■ DIRECTIONS ■
Quote each of the following items word for word, keeping their order.

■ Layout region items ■
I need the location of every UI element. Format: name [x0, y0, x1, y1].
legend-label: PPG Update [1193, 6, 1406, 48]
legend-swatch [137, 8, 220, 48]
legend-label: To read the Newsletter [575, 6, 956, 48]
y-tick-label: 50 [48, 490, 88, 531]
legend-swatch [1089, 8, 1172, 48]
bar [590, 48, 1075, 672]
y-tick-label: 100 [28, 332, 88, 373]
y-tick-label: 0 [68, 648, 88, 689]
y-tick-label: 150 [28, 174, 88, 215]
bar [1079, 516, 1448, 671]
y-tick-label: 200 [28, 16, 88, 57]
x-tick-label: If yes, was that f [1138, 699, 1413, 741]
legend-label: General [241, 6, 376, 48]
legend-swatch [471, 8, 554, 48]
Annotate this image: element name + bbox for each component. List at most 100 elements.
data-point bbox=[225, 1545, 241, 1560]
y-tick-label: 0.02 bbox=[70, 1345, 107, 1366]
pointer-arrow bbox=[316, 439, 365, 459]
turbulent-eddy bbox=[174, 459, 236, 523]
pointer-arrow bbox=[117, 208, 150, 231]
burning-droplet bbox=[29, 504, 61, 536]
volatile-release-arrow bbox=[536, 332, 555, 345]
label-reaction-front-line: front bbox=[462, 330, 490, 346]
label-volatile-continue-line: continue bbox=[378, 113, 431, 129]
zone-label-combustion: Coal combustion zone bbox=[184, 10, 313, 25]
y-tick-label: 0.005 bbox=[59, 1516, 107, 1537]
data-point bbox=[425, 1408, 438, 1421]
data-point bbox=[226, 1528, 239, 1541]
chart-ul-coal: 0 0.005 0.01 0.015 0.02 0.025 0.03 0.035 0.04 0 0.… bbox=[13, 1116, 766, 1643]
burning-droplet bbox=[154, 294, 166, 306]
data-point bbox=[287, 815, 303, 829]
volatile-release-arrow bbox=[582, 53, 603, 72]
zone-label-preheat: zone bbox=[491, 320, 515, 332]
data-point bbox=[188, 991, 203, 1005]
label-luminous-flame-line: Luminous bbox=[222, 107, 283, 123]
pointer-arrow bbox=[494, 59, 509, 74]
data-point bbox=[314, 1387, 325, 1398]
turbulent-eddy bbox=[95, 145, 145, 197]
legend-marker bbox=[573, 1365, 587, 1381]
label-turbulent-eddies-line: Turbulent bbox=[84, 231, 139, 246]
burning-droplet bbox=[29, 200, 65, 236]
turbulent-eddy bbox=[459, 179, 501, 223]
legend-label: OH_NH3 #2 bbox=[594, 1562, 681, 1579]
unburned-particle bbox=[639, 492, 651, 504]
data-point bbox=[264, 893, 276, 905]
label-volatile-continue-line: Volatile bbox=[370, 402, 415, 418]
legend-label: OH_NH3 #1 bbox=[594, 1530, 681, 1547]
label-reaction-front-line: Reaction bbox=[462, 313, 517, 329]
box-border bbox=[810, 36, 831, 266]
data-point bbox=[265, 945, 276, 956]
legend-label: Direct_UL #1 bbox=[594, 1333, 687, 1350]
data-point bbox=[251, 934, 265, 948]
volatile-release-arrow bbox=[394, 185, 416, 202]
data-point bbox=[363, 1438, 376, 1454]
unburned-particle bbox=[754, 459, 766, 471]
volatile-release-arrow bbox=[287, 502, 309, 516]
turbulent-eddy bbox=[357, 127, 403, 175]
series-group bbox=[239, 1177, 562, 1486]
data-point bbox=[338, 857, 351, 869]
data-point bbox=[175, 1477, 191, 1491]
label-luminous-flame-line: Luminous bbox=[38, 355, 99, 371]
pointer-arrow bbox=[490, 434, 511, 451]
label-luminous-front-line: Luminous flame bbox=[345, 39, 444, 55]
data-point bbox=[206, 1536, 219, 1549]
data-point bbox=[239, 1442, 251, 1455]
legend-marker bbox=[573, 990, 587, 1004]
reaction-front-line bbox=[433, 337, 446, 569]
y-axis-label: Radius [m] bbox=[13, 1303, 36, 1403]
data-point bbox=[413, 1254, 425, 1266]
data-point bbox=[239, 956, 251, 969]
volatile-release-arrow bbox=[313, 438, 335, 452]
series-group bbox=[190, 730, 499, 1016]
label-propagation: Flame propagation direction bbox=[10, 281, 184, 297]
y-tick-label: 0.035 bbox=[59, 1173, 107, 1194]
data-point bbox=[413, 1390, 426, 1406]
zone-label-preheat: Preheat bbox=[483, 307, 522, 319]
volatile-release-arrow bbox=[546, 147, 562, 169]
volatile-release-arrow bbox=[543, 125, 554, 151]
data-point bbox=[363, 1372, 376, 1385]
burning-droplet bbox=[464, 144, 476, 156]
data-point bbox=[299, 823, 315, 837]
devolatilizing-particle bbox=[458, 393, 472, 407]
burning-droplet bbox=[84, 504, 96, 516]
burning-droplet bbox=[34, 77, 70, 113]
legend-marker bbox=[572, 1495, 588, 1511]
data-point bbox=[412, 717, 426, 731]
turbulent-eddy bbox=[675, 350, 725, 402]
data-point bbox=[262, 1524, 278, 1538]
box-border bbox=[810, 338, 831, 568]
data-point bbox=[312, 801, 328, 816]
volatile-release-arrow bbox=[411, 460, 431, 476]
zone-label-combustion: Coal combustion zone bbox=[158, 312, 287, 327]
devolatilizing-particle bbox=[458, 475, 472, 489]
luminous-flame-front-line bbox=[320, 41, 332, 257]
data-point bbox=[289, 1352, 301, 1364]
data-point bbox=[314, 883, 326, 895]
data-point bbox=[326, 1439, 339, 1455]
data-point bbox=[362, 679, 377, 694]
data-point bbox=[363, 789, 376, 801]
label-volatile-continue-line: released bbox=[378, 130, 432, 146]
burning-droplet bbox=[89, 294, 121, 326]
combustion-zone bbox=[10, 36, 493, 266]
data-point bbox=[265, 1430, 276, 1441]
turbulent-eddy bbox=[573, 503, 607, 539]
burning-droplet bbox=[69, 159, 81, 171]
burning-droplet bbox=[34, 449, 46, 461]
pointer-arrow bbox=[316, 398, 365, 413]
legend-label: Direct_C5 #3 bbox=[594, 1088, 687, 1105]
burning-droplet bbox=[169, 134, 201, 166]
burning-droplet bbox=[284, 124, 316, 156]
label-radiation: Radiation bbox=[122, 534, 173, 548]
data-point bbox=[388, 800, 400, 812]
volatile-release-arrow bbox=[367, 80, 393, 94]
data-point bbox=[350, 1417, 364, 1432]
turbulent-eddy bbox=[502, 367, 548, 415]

■ COMPLETE OUTPUT ■
I need the location of every UI element. Format: name [x0, y0, x1, y1].
legend-label: PPG Update [1193, 6, 1406, 48]
legend-swatch [137, 8, 220, 48]
legend-label: To read the Newsletter [575, 6, 956, 48]
y-tick-label: 50 [48, 490, 88, 531]
legend-swatch [1089, 8, 1172, 48]
bar [590, 48, 1075, 672]
y-tick-label: 100 [28, 332, 88, 373]
y-tick-label: 0 [68, 648, 88, 689]
y-tick-label: 150 [28, 174, 88, 215]
bar [1079, 516, 1448, 671]
y-tick-label: 200 [28, 16, 88, 57]
x-tick-label: If yes, was that f [1138, 699, 1413, 741]
legend-label: General [241, 6, 376, 48]
legend-swatch [471, 8, 554, 48]
Annotate this image: element name + bbox for each component. List at most 100 elements.
data-point bbox=[225, 1545, 241, 1560]
y-tick-label: 0.02 bbox=[70, 1345, 107, 1366]
pointer-arrow bbox=[316, 439, 365, 459]
turbulent-eddy bbox=[174, 459, 236, 523]
pointer-arrow bbox=[117, 208, 150, 231]
burning-droplet bbox=[29, 504, 61, 536]
volatile-release-arrow bbox=[536, 332, 555, 345]
label-reaction-front-line: front bbox=[462, 330, 490, 346]
label-volatile-continue-line: continue bbox=[378, 113, 431, 129]
zone-label-combustion: Coal combustion zone bbox=[184, 10, 313, 25]
y-tick-label: 0.005 bbox=[59, 1516, 107, 1537]
data-point bbox=[425, 1408, 438, 1421]
data-point bbox=[226, 1528, 239, 1541]
chart-ul-coal: 0 0.005 0.01 0.015 0.02 0.025 0.03 0.035 0.04 0 0.… bbox=[13, 1116, 766, 1643]
burning-droplet bbox=[154, 294, 166, 306]
data-point bbox=[287, 815, 303, 829]
volatile-release-arrow bbox=[582, 53, 603, 72]
zone-label-preheat: zone bbox=[491, 320, 515, 332]
data-point bbox=[188, 991, 203, 1005]
label-luminous-flame-line: Luminous bbox=[222, 107, 283, 123]
pointer-arrow bbox=[494, 59, 509, 74]
data-point bbox=[314, 1387, 325, 1398]
turbulent-eddy bbox=[95, 145, 145, 197]
legend-marker bbox=[573, 1365, 587, 1381]
label-turbulent-eddies-line: Turbulent bbox=[84, 231, 139, 246]
burning-droplet bbox=[29, 200, 65, 236]
turbulent-eddy bbox=[459, 179, 501, 223]
legend-label: OH_NH3 #2 bbox=[594, 1562, 681, 1579]
unburned-particle bbox=[639, 492, 651, 504]
data-point bbox=[264, 893, 276, 905]
label-volatile-continue-line: Volatile bbox=[370, 402, 415, 418]
legend-label: OH_NH3 #1 bbox=[594, 1530, 681, 1547]
label-reaction-front-line: Reaction bbox=[462, 313, 517, 329]
box-border bbox=[810, 36, 831, 266]
data-point bbox=[265, 945, 276, 956]
legend-label: Direct_UL #1 bbox=[594, 1333, 687, 1350]
data-point bbox=[251, 934, 265, 948]
volatile-release-arrow bbox=[394, 185, 416, 202]
data-point bbox=[363, 1438, 376, 1454]
unburned-particle bbox=[754, 459, 766, 471]
volatile-release-arrow bbox=[287, 502, 309, 516]
turbulent-eddy bbox=[357, 127, 403, 175]
series-group bbox=[239, 1177, 562, 1486]
data-point bbox=[338, 857, 351, 869]
data-point bbox=[175, 1477, 191, 1491]
label-luminous-flame-line: Luminous bbox=[38, 355, 99, 371]
pointer-arrow bbox=[490, 434, 511, 451]
label-luminous-front-line: Luminous flame bbox=[345, 39, 444, 55]
data-point bbox=[206, 1536, 219, 1549]
data-point bbox=[239, 1442, 251, 1455]
legend-marker bbox=[573, 990, 587, 1004]
reaction-front-line bbox=[433, 337, 446, 569]
y-axis-label: Radius [m] bbox=[13, 1303, 36, 1403]
data-point bbox=[413, 1254, 425, 1266]
data-point bbox=[239, 956, 251, 969]
volatile-release-arrow bbox=[313, 438, 335, 452]
series-group bbox=[190, 730, 499, 1016]
label-propagation: Flame propagation direction bbox=[10, 281, 184, 297]
y-tick-label: 0.035 bbox=[59, 1173, 107, 1194]
data-point bbox=[413, 1390, 426, 1406]
zone-label-preheat: Preheat bbox=[483, 307, 522, 319]
volatile-release-arrow bbox=[546, 147, 562, 169]
volatile-release-arrow bbox=[543, 125, 554, 151]
data-point bbox=[363, 1372, 376, 1385]
burning-droplet bbox=[464, 144, 476, 156]
data-point bbox=[299, 823, 315, 837]
devolatilizing-particle bbox=[458, 393, 472, 407]
burning-droplet bbox=[84, 504, 96, 516]
burning-droplet bbox=[34, 77, 70, 113]
legend-marker bbox=[572, 1495, 588, 1511]
data-point bbox=[412, 717, 426, 731]
turbulent-eddy bbox=[675, 350, 725, 402]
data-point bbox=[262, 1524, 278, 1538]
box-border bbox=[810, 338, 831, 568]
data-point bbox=[312, 801, 328, 816]
volatile-release-arrow bbox=[411, 460, 431, 476]
zone-label-combustion: Coal combustion zone bbox=[158, 312, 287, 327]
devolatilizing-particle bbox=[458, 475, 472, 489]
luminous-flame-front-line bbox=[320, 41, 332, 257]
data-point bbox=[289, 1352, 301, 1364]
data-point bbox=[314, 883, 326, 895]
data-point bbox=[326, 1439, 339, 1455]
data-point bbox=[362, 679, 377, 694]
data-point bbox=[363, 789, 376, 801]
label-volatile-continue-line: released bbox=[378, 130, 432, 146]
burning-droplet bbox=[89, 294, 121, 326]
combustion-zone bbox=[10, 36, 493, 266]
data-point bbox=[265, 1430, 276, 1441]
turbulent-eddy bbox=[573, 503, 607, 539]
burning-droplet bbox=[69, 159, 81, 171]
burning-droplet bbox=[34, 449, 46, 461]
pointer-arrow bbox=[316, 398, 365, 413]
legend-label: Direct_C5 #3 bbox=[594, 1088, 687, 1105]
burning-droplet bbox=[169, 134, 201, 166]
burning-droplet bbox=[284, 124, 316, 156]
label-radiation: Radiation bbox=[122, 534, 173, 548]
data-point bbox=[388, 800, 400, 812]
volatile-release-arrow bbox=[367, 80, 393, 94]
data-point bbox=[350, 1417, 364, 1432]
turbulent-eddy bbox=[502, 367, 548, 415]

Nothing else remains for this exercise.